§ **TASK STATEMENT**:
Output an exact reproduction of the data.

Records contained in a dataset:
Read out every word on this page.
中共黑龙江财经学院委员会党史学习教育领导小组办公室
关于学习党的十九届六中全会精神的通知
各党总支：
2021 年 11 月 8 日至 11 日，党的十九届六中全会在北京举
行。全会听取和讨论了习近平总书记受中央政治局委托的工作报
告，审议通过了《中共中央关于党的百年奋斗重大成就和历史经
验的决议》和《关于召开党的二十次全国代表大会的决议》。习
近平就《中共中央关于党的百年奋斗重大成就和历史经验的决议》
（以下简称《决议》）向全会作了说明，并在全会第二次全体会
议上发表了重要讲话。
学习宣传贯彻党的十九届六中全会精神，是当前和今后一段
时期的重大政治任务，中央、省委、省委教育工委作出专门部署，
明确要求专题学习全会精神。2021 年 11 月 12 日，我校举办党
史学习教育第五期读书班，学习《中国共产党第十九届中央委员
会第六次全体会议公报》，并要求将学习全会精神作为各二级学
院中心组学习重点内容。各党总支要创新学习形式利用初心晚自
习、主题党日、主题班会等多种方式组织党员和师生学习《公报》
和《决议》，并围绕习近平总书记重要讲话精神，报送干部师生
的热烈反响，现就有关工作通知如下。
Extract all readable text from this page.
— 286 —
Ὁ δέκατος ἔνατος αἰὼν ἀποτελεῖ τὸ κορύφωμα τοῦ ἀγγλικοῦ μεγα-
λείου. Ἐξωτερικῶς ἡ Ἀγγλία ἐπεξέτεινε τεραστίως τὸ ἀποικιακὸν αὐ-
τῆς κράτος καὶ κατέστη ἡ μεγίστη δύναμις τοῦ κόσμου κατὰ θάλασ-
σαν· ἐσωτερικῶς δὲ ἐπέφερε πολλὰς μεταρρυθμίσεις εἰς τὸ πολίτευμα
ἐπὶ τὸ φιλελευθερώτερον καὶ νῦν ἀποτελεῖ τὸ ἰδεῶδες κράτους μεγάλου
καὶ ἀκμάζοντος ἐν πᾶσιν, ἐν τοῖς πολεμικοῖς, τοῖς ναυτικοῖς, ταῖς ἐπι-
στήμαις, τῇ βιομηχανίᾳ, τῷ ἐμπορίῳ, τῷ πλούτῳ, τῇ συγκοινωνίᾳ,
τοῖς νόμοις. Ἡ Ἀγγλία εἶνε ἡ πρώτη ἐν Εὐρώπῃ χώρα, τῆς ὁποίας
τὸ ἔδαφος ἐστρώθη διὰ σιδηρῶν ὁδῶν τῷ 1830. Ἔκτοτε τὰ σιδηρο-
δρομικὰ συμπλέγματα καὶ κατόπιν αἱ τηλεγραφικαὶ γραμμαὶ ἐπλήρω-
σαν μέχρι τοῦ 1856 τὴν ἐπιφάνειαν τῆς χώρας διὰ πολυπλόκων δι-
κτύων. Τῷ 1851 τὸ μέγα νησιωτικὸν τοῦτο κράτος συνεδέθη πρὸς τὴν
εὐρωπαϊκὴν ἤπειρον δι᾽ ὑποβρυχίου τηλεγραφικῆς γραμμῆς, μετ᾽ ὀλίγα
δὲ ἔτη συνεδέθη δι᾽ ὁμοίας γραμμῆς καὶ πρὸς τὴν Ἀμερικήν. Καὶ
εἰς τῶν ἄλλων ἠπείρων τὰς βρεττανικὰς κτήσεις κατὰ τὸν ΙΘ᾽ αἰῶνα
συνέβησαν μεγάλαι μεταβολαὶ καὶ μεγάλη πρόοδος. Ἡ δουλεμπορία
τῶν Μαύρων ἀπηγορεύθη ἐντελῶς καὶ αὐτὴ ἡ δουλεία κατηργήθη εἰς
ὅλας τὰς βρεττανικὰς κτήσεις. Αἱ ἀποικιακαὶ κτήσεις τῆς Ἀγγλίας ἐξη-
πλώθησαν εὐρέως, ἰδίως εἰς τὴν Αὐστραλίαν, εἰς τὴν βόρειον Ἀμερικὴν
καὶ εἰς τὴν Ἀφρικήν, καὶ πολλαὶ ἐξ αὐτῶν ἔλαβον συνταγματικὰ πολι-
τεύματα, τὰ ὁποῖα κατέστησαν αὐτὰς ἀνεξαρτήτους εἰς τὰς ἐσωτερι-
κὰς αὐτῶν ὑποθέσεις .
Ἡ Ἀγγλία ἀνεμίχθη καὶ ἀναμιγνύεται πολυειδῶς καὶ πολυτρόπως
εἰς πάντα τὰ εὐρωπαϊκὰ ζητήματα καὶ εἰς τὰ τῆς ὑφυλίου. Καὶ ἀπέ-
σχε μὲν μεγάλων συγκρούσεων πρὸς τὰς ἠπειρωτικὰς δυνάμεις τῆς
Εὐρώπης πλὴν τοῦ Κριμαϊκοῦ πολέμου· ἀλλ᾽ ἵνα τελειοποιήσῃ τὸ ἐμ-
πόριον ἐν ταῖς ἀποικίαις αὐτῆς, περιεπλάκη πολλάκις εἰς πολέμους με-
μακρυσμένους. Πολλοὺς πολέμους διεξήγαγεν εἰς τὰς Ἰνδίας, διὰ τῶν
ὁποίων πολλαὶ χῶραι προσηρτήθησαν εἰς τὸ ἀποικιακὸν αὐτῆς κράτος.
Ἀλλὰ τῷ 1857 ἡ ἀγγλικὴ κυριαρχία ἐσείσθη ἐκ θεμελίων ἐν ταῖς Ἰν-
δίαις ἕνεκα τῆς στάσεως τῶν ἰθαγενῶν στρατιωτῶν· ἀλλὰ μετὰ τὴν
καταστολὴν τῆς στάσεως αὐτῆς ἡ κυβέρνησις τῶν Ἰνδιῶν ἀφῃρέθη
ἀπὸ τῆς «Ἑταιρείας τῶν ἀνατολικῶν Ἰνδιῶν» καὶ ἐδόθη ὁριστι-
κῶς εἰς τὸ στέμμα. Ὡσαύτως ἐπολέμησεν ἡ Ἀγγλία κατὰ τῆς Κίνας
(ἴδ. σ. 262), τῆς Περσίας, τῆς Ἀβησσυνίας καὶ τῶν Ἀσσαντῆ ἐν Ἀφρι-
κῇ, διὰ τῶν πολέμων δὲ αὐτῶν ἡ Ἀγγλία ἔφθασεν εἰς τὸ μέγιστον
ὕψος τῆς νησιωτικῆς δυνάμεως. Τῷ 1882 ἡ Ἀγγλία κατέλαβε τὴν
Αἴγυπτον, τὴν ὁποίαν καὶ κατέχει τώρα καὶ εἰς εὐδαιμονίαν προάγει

§ **FINAL RESULT**:
Read out every word on this page.
中共黑龙江财经学院委员会党史学习教育领导小组办公室
关于学习党的十九届六中全会精神的通知
各党总支：
2021 年 11 月 8 日至 11 日，党的十九届六中全会在北京举
行。全会听取和讨论了习近平总书记受中央政治局委托的工作报
告，审议通过了《中共中央关于党的百年奋斗重大成就和历史经
验的决议》和《关于召开党的二十次全国代表大会的决议》。习
近平就《中共中央关于党的百年奋斗重大成就和历史经验的决议》
（以下简称《决议》）向全会作了说明，并在全会第二次全体会
议上发表了重要讲话。
学习宣传贯彻党的十九届六中全会精神，是当前和今后一段
时期的重大政治任务，中央、省委、省委教育工委作出专门部署，
明确要求专题学习全会精神。2021 年 11 月 12 日，我校举办党
史学习教育第五期读书班，学习《中国共产党第十九届中央委员
会第六次全体会议公报》，并要求将学习全会精神作为各二级学
院中心组学习重点内容。各党总支要创新学习形式利用初心晚自
习、主题党日、主题班会等多种方式组织党员和师生学习《公报》
和《决议》，并围绕习近平总书记重要讲话精神，报送干部师生
的热烈反响，现就有关工作通知如下。
Extract all readable text from this page.
— 286 —
Ὁ δέκατος ἔνατος αἰὼν ἀποτελεῖ τὸ κορύφωμα τοῦ ἀγγλικοῦ μεγα-
λείου. Ἐξωτερικῶς ἡ Ἀγγλία ἐπεξέτεινε τεραστίως τὸ ἀποικιακὸν αὐ-
τῆς κράτος καὶ κατέστη ἡ μεγίστη δύναμις τοῦ κόσμου κατὰ θάλασ-
σαν· ἐσωτερικῶς δὲ ἐπέφερε πολλὰς μεταρρυθμίσεις εἰς τὸ πολίτευμα
ἐπὶ τὸ φιλελευθερώτερον καὶ νῦν ἀποτελεῖ τὸ ἰδεῶδες κράτους μεγάλου
καὶ ἀκμάζοντος ἐν πᾶσιν, ἐν τοῖς πολεμικοῖς, τοῖς ναυτικοῖς, ταῖς ἐπι-
στήμαις, τῇ βιομηχανίᾳ, τῷ ἐμπορίῳ, τῷ πλούτῳ, τῇ συγκοινωνίᾳ,
τοῖς νόμοις. Ἡ Ἀγγλία εἶνε ἡ πρώτη ἐν Εὐρώπῃ χώρα, τῆς ὁποίας
τὸ ἔδαφος ἐστρώθη διὰ σιδηρῶν ὁδῶν τῷ 1830. Ἔκτοτε τὰ σιδηρο-
δρομικὰ συμπλέγματα καὶ κατόπιν αἱ τηλεγραφικαὶ γραμμαὶ ἐπλήρω-
σαν μέχρι τοῦ 1856 τὴν ἐπιφάνειαν τῆς χώρας διὰ πολυπλόκων δι-
κτύων. Τῷ 1851 τὸ μέγα νησιωτικὸν τοῦτο κράτος συνεδέθη πρὸς τὴν
εὐρωπαϊκὴν ἤπειρον δι᾽ ὑποβρυχίου τηλεγραφικῆς γραμμῆς, μετ᾽ ὀλίγα
δὲ ἔτη συνεδέθη δι᾽ ὁμοίας γραμμῆς καὶ πρὸς τὴν Ἀμερικήν. Καὶ
εἰς τῶν ἄλλων ἠπείρων τὰς βρεττανικὰς κτήσεις κατὰ τὸν ΙΘ᾽ αἰῶνα
συνέβησαν μεγάλαι μεταβολαὶ καὶ μεγάλη πρόοδος. Ἡ δουλεμπορία
τῶν Μαύρων ἀπηγορεύθη ἐντελῶς καὶ αὐτὴ ἡ δουλεία κατηργήθη εἰς
ὅλας τὰς βρεττανικὰς κτήσεις. Αἱ ἀποικιακαὶ κτήσεις τῆς Ἀγγλίας ἐξη-
πλώθησαν εὐρέως, ἰδίως εἰς τὴν Αὐστραλίαν, εἰς τὴν βόρειον Ἀμερικὴν
καὶ εἰς τὴν Ἀφρικήν, καὶ πολλαὶ ἐξ αὐτῶν ἔλαβον συνταγματικὰ πολι-
τεύματα, τὰ ὁποῖα κατέστησαν αὐτὰς ἀνεξαρτήτους εἰς τὰς ἐσωτερι-
κὰς αὐτῶν ὑποθέσεις .
Ἡ Ἀγγλία ἀνεμίχθη καὶ ἀναμιγνύεται πολυειδῶς καὶ πολυτρόπως
εἰς πάντα τὰ εὐρωπαϊκὰ ζητήματα καὶ εἰς τὰ τῆς ὑφυλίου. Καὶ ἀπέ-
σχε μὲν μεγάλων συγκρούσεων πρὸς τὰς ἠπειρωτικὰς δυνάμεις τῆς
Εὐρώπης πλὴν τοῦ Κριμαϊκοῦ πολέμου· ἀλλ᾽ ἵνα τελειοποιήσῃ τὸ ἐμ-
πόριον ἐν ταῖς ἀποικίαις αὐτῆς, περιεπλάκη πολλάκις εἰς πολέμους με-
μακρυσμένους. Πολλοὺς πολέμους διεξήγαγεν εἰς τὰς Ἰνδίας, διὰ τῶν
ὁποίων πολλαὶ χῶραι προσηρτήθησαν εἰς τὸ ἀποικιακὸν αὐτῆς κράτος.
Ἀλλὰ τῷ 1857 ἡ ἀγγλικὴ κυριαρχία ἐσείσθη ἐκ θεμελίων ἐν ταῖς Ἰν-
δίαις ἕνεκα τῆς στάσεως τῶν ἰθαγενῶν στρατιωτῶν· ἀλλὰ μετὰ τὴν
καταστολὴν τῆς στάσεως αὐτῆς ἡ κυβέρνησις τῶν Ἰνδιῶν ἀφῃρέθη
ἀπὸ τῆς «Ἑταιρείας τῶν ἀνατολικῶν Ἰνδιῶν» καὶ ἐδόθη ὁριστι-
κῶς εἰς τὸ στέμμα. Ὡσαύτως ἐπολέμησεν ἡ Ἀγγλία κατὰ τῆς Κίνας
(ἴδ. σ. 262), τῆς Περσίας, τῆς Ἀβησσυνίας καὶ τῶν Ἀσσαντῆ ἐν Ἀφρι-
κῇ, διὰ τῶν πολέμων δὲ αὐτῶν ἡ Ἀγγλία ἔφθασεν εἰς τὸ μέγιστον
ὕψος τῆς νησιωτικῆς δυνάμεως. Τῷ 1882 ἡ Ἀγγλία κατέλαβε τὴν
Αἴγυπτον, τὴν ὁποίαν καὶ κατέχει τώρα καὶ εἰς εὐδαιμονίαν προάγει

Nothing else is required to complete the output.